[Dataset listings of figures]
▬▬▬▬▬▬▬▬▬▬

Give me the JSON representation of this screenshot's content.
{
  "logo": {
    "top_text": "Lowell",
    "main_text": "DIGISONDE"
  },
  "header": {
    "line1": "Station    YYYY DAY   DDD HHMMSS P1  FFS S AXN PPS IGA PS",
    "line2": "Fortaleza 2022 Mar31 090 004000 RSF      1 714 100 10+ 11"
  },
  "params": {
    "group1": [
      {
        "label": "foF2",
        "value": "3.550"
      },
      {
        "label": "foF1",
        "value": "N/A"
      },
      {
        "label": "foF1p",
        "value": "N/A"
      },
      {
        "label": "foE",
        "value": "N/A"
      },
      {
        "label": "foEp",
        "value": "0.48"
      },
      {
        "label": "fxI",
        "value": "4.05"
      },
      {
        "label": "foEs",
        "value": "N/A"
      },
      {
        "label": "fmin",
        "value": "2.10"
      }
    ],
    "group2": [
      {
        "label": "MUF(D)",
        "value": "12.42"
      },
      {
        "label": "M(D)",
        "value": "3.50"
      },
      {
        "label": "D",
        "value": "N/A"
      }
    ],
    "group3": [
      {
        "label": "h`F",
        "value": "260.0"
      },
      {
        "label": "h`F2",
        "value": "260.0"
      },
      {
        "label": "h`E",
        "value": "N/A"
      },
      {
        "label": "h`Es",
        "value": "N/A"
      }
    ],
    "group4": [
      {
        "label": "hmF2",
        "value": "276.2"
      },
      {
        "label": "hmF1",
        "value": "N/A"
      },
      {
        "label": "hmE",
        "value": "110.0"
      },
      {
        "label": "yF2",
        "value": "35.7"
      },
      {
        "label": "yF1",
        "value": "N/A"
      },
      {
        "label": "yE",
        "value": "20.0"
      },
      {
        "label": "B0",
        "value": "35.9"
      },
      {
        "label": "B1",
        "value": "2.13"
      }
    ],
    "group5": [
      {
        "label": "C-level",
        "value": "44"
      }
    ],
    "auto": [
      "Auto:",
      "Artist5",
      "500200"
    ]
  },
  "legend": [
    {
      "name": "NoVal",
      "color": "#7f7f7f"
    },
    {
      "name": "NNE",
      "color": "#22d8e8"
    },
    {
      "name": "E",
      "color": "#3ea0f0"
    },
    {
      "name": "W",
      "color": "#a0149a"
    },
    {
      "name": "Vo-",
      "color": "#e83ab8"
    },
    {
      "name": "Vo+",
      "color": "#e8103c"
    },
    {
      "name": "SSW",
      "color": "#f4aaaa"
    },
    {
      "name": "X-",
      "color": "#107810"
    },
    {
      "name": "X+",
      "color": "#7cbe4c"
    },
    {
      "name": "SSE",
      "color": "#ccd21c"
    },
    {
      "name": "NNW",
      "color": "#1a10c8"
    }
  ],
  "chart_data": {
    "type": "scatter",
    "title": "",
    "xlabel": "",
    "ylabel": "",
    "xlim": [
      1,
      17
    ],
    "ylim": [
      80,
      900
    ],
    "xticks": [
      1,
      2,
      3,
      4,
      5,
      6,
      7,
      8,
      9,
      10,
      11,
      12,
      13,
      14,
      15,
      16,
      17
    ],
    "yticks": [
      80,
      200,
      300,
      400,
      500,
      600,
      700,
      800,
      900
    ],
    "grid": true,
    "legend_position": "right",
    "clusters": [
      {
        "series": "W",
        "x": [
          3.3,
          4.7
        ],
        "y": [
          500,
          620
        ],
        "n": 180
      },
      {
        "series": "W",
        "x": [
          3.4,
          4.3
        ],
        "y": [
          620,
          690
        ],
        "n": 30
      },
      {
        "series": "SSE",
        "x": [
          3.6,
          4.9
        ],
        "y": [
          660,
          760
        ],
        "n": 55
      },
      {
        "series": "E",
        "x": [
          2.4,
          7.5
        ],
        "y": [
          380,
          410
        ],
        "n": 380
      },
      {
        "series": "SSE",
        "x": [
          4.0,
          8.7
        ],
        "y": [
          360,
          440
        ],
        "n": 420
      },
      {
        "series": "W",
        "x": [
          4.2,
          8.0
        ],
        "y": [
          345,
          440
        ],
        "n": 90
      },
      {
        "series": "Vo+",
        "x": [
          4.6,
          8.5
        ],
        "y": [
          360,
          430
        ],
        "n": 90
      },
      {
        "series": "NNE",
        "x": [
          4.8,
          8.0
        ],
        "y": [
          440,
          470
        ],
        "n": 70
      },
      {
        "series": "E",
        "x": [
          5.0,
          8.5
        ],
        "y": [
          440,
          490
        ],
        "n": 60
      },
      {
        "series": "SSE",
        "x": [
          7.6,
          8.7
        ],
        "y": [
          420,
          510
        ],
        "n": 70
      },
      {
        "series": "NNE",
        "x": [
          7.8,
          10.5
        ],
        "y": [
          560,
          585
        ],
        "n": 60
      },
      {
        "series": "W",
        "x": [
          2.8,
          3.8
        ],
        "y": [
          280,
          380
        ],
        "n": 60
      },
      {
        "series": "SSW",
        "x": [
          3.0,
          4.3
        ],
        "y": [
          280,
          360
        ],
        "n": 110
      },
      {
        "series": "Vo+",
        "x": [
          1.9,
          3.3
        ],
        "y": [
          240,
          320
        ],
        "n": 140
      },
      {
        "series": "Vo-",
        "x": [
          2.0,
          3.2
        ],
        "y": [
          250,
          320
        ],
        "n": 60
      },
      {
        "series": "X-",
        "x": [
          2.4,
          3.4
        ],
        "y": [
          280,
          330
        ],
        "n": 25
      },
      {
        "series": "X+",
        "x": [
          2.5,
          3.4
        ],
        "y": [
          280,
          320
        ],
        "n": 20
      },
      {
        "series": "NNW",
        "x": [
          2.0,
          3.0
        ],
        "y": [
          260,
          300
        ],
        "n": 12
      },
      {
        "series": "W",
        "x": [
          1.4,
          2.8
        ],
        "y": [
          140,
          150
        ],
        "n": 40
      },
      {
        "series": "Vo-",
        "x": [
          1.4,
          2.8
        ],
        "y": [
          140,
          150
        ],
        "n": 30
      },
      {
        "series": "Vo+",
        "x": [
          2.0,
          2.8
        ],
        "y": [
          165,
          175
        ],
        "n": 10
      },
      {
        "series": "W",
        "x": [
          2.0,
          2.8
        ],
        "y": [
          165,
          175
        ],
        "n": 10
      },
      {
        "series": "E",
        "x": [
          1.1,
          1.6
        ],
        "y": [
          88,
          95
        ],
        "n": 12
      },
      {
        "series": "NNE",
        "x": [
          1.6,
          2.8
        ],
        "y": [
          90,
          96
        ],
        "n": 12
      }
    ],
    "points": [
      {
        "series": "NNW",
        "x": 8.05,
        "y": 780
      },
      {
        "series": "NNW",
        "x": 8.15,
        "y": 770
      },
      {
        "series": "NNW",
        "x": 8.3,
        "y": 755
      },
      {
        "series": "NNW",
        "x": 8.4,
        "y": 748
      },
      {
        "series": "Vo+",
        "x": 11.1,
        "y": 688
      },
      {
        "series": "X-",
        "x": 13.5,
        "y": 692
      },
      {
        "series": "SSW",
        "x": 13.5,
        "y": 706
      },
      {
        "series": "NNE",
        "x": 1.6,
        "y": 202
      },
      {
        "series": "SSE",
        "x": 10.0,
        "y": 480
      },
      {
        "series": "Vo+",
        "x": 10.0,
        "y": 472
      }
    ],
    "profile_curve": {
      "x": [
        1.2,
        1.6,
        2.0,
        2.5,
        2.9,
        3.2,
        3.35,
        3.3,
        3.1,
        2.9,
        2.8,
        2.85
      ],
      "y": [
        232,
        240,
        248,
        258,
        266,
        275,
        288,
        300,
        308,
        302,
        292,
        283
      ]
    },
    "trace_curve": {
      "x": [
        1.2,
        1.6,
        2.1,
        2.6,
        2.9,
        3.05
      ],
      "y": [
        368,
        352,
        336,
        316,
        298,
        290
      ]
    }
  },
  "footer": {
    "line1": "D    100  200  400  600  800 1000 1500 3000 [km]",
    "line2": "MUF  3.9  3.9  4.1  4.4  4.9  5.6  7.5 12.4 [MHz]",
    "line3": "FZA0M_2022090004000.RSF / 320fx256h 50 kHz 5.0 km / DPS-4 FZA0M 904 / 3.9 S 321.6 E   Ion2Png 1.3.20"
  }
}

▬▬▬▬▬▬▬▬▬▬

#### Stated problem:
Only a number is wanted: how many lines of the material include the word "color".

#### Task output:
11